Increases in ocean temperature and acidity due to climate change have been linked to mass coral bleaching events and the decline of coral reef ecosystems.

Corals offer protection against flooding and storm surges and reef habitats host a diverse array of marine species that depend on corals for their survival. 

 As carbon emissions increase, more CO2 gets absorbed into the ocean which lowers the pH of seawater. Increased acidity is a key contributor to coral bleaching, and a United Nations report found that ocean acidity could double by 2100

Researchers from the Smithsonian Tropical Research Institute set out to investigate the effects of ocean acidification on coral reef health.  

However, while many studies on coral reefs have asked these same questions, for this project, the researchers took their experiments away from the aquarium and into the ocean.  

“We wanted to get away from experiments in glass boxes and do them on the reef under natural conditions,” said David Kline, the leader of the study. “But we never imagined the differences would be so dramatic.”

Over a period of eight months, the researchers lowered the pH of seawater surrounding a living reef. 

A device called the Free Ocean Carbon Enrichment (FOCE) system was used to pump carbon into the water which would show first hand how reefs respond to ocean acidification and if they can adapt to a rapidly changing environment. The researchers went through around five tanks of CO2 gas.

▶ [RECORDS SHOWN]

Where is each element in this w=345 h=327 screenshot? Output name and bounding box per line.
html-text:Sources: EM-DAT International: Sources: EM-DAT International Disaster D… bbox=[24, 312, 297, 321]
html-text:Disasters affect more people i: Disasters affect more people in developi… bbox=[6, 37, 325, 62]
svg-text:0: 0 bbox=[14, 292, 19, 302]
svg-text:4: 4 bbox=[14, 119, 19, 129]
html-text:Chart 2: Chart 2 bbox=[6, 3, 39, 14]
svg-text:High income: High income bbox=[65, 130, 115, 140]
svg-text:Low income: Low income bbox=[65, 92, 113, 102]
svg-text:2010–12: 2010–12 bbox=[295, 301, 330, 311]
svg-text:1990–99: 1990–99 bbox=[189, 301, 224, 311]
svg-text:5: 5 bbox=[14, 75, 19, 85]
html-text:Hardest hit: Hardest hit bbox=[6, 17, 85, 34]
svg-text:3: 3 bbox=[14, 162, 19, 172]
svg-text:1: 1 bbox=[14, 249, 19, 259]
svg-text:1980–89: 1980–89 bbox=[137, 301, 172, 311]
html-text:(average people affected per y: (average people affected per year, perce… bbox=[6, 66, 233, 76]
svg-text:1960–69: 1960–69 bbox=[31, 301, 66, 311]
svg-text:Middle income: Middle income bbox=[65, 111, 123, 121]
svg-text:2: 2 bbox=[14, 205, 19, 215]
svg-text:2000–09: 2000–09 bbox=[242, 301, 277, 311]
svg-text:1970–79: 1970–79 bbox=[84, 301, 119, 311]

▶ [SHORT EXERCISE 1]
Reproduce the ocean acidification passage starting with "Corals offer protection" and going on through "coral reef health.", switching "acidity" to "acidification".
▶ [SHORT EXERCISE 2]
List every proper name that appears in the ocean acidification passage.
▶ [SHORT EXERCISE 3]
According to the ocean acidification passage, over what period did the researchers lower the pH of seawater surrounding a living reef?
These rows were drawn from a separate source.

▶ [RIGHT ANSWER 1]
Corals offer protection against flooding and storm surges and reef habitats host a diverse array of marine species that depend on corals for their survival. 

 As carbon emissions increase, more CO2 gets absorbed into the ocean which lowers the pH of seawater. Increased acidification is a key contributor to coral bleaching, and a United Nations report found that ocean acidification could double by 2100

Researchers from the Smithsonian Tropical Research Institute set out to investigate the effects of ocean acidification on coral reef health.

▶ [RIGHT ANSWER 2]
United Nations
Smithsonian Tropical Research Institute
David Kline
Free Ocean Carbon Enrichment (FOCE) system

▶ [RIGHT ANSWER 3]
Eight months.